-- TASK GOAL --
Copy out the records in full, word for word, without pictures.
-*-*-
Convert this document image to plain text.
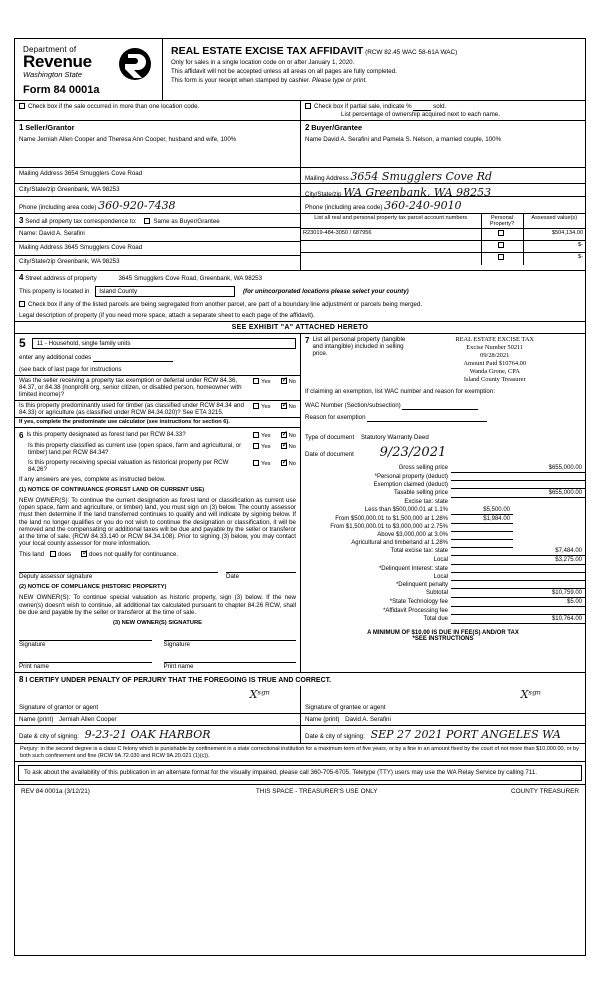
Department of
Revenue
Washington State
Form 84 0001a
REAL ESTATE EXCISE TAX AFFIDAVIT (RCW 82.45 WAC 58-61A WAC)

Only for sales in a single location code on or after January 1, 2020.

This affidavit will not be accepted unless all areas on all pages are fully completed.

This form is your receipt when stamped by cashier. Please type or print.

Check box if the sale occurred in more than one location code.	Check box if partial sale, indicate %	sold.
List percentage of ownership acquired next to each name.
1 Seller/Grantor
Name Jerniah Allen Cooper and Theresa Ann Cooper, husband and wife, 100%
Mailing Address 3654 Smugglers Cove Road
City/State/zip Greenbank, WA 98253
Phone (including area code) 360-920-7438
3 Send all property tax correspondence to:	Same as Buyer/Grantee
Name: David A. Serafini
Mailing Address 3645 Smugglers Cove Road
City/State/zip Greenbank, WA 98253
2 Buyer/Grantee
Name David A. Serafini and Pamela S. Nelson, a married couple, 100%
Mailing Address 3654 Smugglers Cove Rd
City/State/zip WA Greenbank, WA 98253
Phone (including area code) 360-240-9010
List all real and personal property tax parcel account numbers	Personal Property?	Assessed value(s)
R23019-484-3050 / 687956		$504,134.00
		$-
		$-
4 Street address of property	3645 Smugglers Cove Road, Greenbank, WA 98253
This property is located in Island County	(for unincorporated locations please select your county)
Check box if any of the listed parcels are being segregated from another parcel, are part of a boundary line adjustment or parcels being merged.
Legal description of property (if you need more space, attach a separate sheet to each page of the affidavit).
SEE EXHIBIT "A" ATTACHED HERETO
5	11 - Household, single family units
enter any additional codes
(see back of last page for instructions
Was the seller receiving a property tax exemption or deferral under RCW 84.36, 84.37, or 84.38 (nonprofit org, senior citizen, or disabled person, homeowner with limited income)?
Yes
✓	No
Is this property predominantly used for timber (as classified under RCW 84.34 and 84.33) or agriculture (as classified under RCW 84.34.020)? See ETA 3215.
Yes
✓	No
If yes, complete the predominate use calculator (see instructions for section 6).
6 Is this property designated as forest land per RCW 84.33?	Yes
✓	No
Is this property classified as current use (open space, farm and agricultural, or timber) land per RCW 84.34?
Yes
✓	No
Is this property receiving special valuation as historical property per RCW 84.26?
Yes
✓	No
If any answers are yes, complete as instructed below.
(1) NOTICE OF CONTINUANCE (FOREST LAND OR CURRENT USE)
NEW OWNER(S): To continue the current designation as forest land or classification as current use (open space, farm and agriculture, or timber) land, you must sign on (3) below. The county assessor must then determine if the land transferred continues to qualify and will indicate by signing below. If the land no longer qualifies or you do not wish to continue the designation or classification, it will be removed and the compensating or additional taxes will be due and payable by the seller or transferor at the time of sale. (RCW 84.33.140 or RCW 84.34.108). Prior to signing (3) below, you may contact your local county assessor for more information.
This land does ✓	does not qualify for continuance.
Deputy assessor signature	Date
(2) NOTICE OF COMPLIANCE (HISTORIC PROPERTY)
NEW OWNER(S): To continue special valuation as historic property, sign (3) below. If the new owner(s) doesn't wish to continue, all additional tax calculated pursuant to chapter 84.26 RCW, shall be due and payable by the seller or transferor at the time of sale.
(3) NEW OWNER(S) SIGNATURE
Signature	Signature
Print name	Print name
7 List all personal property (tangible and intangible) included in selling price.
REAL ESTATE EXCISE TAX
Excise Number 50211
09/28/2021
Amount Paid $10764.00
Wanda Grone, CPA
Island County Treasurer
If claiming an exemption, list WAC number and reason for exemption:
WAC Number (Section/subsection)
Reason for exemption
Type of document Statutory Warranty Deed
Date of document 9/23/2021
Gross selling price		$655,000.00
*Personal property (deduct)		
Exemption claimed (deduct)		
Taxable selling price		$655,000.00
Excise tax: state		
Less than $500,000.01 at 1.1%	$5,500.00	
From $500,000.01 to $1,500,000 at 1.28%	$1,984.00	
From $1,500,000.01 to $3,000,000 at 2.75%		
Above $3,000,000 at 3.0%		
Agricultural and timberland at 1.28%		
Total excise tax: state		$7,484.00
Local		$3,275.00
*Delinquent Interest: state		
Local		
*Delinquent penalty		
Subtotal		$10,759.00
*State Technology fee		$5.00
*Affidavit Processing fee		
Total due		$10,764.00
A MINIMUM OF $10.00 IS DUE IN FEE(S) AND/OR TAX
*SEE INSTRUCTIONS
8 I CERTIFY UNDER PENALTY OF PERJURY THAT THE FOREGOING IS TRUE AND CORRECT.
Xˢᵍⁿ
Signature of grantor or agent
Name (print) Jerniah Allen Cooper
Date & city of signing: 9-23-21 OAK HARBOR
Xˢᵍⁿ
Signature of grantee or agent
Name (print) David A. Serafini
Date & city of signing: SEP 27 2021 PORT ANGELES WA
Perjury: in the second degree is a class C felony which is punishable by confinement in a state correctional institution for a maximum term of five years, or by a fine in an amount fixed by the court of not more than $10,000.00, or by both such confinement and fine (RCW 9A.72.030 and RCW 9A.20.021 (1)(c)).
To ask about the availability of this publication in an alternate format for the visually impaired, please call 360-705-6705. Teletype (TTY) users may use the WA Relay Service by calling 711.
REV 84 0001a (3/12/21)	THIS SPACE - TREASURER'S USE ONLY	COUNTY TREASURER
-*-*-
-- RESULT OF THIS EXERCISE --
Convert this document image to plain text.
Department of
Revenue
Washington State
Form 84 0001a
REAL ESTATE EXCISE TAX AFFIDAVIT (RCW 82.45 WAC 58-61A WAC)

Only for sales in a single location code on or after January 1, 2020.

This affidavit will not be accepted unless all areas on all pages are fully completed.

This form is your receipt when stamped by cashier. Please type or print.

Check box if the sale occurred in more than one location code.	Check box if partial sale, indicate %	sold.
List percentage of ownership acquired next to each name.
1 Seller/Grantor
Name Jerniah Allen Cooper and Theresa Ann Cooper, husband and wife, 100%
Mailing Address 3654 Smugglers Cove Road
City/State/zip Greenbank, WA 98253
Phone (including area code) 360-920-7438
3 Send all property tax correspondence to:	Same as Buyer/Grantee
Name: David A. Serafini
Mailing Address 3645 Smugglers Cove Road
City/State/zip Greenbank, WA 98253
2 Buyer/Grantee
Name David A. Serafini and Pamela S. Nelson, a married couple, 100%
Mailing Address 3654 Smugglers Cove Rd
City/State/zip WA Greenbank, WA 98253
Phone (including area code) 360-240-9010
List all real and personal property tax parcel account numbers	Personal Property?	Assessed value(s)
R23019-484-3050 / 687956		$504,134.00
		$-
		$-
4 Street address of property	3645 Smugglers Cove Road, Greenbank, WA 98253
This property is located in Island County	(for unincorporated locations please select your county)
Check box if any of the listed parcels are being segregated from another parcel, are part of a boundary line adjustment or parcels being merged.
Legal description of property (if you need more space, attach a separate sheet to each page of the affidavit).
SEE EXHIBIT "A" ATTACHED HERETO
5	11 - Household, single family units
enter any additional codes
(see back of last page for instructions
Was the seller receiving a property tax exemption or deferral under RCW 84.36, 84.37, or 84.38 (nonprofit org, senior citizen, or disabled person, homeowner with limited income)?
Yes
✓	No
Is this property predominantly used for timber (as classified under RCW 84.34 and 84.33) or agriculture (as classified under RCW 84.34.020)? See ETA 3215.
Yes
✓	No
If yes, complete the predominate use calculator (see instructions for section 6).
6 Is this property designated as forest land per RCW 84.33?	Yes
✓	No
Is this property classified as current use (open space, farm and agricultural, or timber) land per RCW 84.34?
Yes
✓	No
Is this property receiving special valuation as historical property per RCW 84.26?
Yes
✓	No
If any answers are yes, complete as instructed below.
(1) NOTICE OF CONTINUANCE (FOREST LAND OR CURRENT USE)
NEW OWNER(S): To continue the current designation as forest land or classification as current use (open space, farm and agriculture, or timber) land, you must sign on (3) below. The county assessor must then determine if the land transferred continues to qualify and will indicate by signing below. If the land no longer qualifies or you do not wish to continue the designation or classification, it will be removed and the compensating or additional taxes will be due and payable by the seller or transferor at the time of sale. (RCW 84.33.140 or RCW 84.34.108). Prior to signing (3) below, you may contact your local county assessor for more information.
This land does ✓	does not qualify for continuance.
Deputy assessor signature	Date
(2) NOTICE OF COMPLIANCE (HISTORIC PROPERTY)
NEW OWNER(S): To continue special valuation as historic property, sign (3) below. If the new owner(s) doesn't wish to continue, all additional tax calculated pursuant to chapter 84.26 RCW, shall be due and payable by the seller or transferor at the time of sale.
(3) NEW OWNER(S) SIGNATURE
Signature	Signature
Print name	Print name
7 List all personal property (tangible and intangible) included in selling price.
REAL ESTATE EXCISE TAX
Excise Number 50211
09/28/2021
Amount Paid $10764.00
Wanda Grone, CPA
Island County Treasurer
If claiming an exemption, list WAC number and reason for exemption:
WAC Number (Section/subsection)
Reason for exemption
Type of document Statutory Warranty Deed
Date of document 9/23/2021
Gross selling price		$655,000.00
*Personal property (deduct)		
Exemption claimed (deduct)		
Taxable selling price		$655,000.00
Excise tax: state		
Less than $500,000.01 at 1.1%	$5,500.00	
From $500,000.01 to $1,500,000 at 1.28%	$1,984.00	
From $1,500,000.01 to $3,000,000 at 2.75%		
Above $3,000,000 at 3.0%		
Agricultural and timberland at 1.28%		
Total excise tax: state		$7,484.00
Local		$3,275.00
*Delinquent Interest: state		
Local		
*Delinquent penalty		
Subtotal		$10,759.00
*State Technology fee		$5.00
*Affidavit Processing fee		
Total due		$10,764.00
A MINIMUM OF $10.00 IS DUE IN FEE(S) AND/OR TAX
*SEE INSTRUCTIONS
8 I CERTIFY UNDER PENALTY OF PERJURY THAT THE FOREGOING IS TRUE AND CORRECT.
Xˢᵍⁿ
Signature of grantor or agent
Name (print) Jerniah Allen Cooper
Date & city of signing: 9-23-21 OAK HARBOR
Xˢᵍⁿ
Signature of grantee or agent
Name (print) David A. Serafini
Date & city of signing: SEP 27 2021 PORT ANGELES WA
Perjury: in the second degree is a class C felony which is punishable by confinement in a state correctional institution for a maximum term of five years, or by a fine in an amount fixed by the court of not more than $10,000.00, or by both such confinement and fine (RCW 9A.72.030 and RCW 9A.20.021 (1)(c)).
To ask about the availability of this publication in an alternate format for the visually impaired, please call 360-705-6705. Teletype (TTY) users may use the WA Relay Service by calling 711.
REV 84 0001a (3/12/21)	THIS SPACE - TREASURER'S USE ONLY	COUNTY TREASURER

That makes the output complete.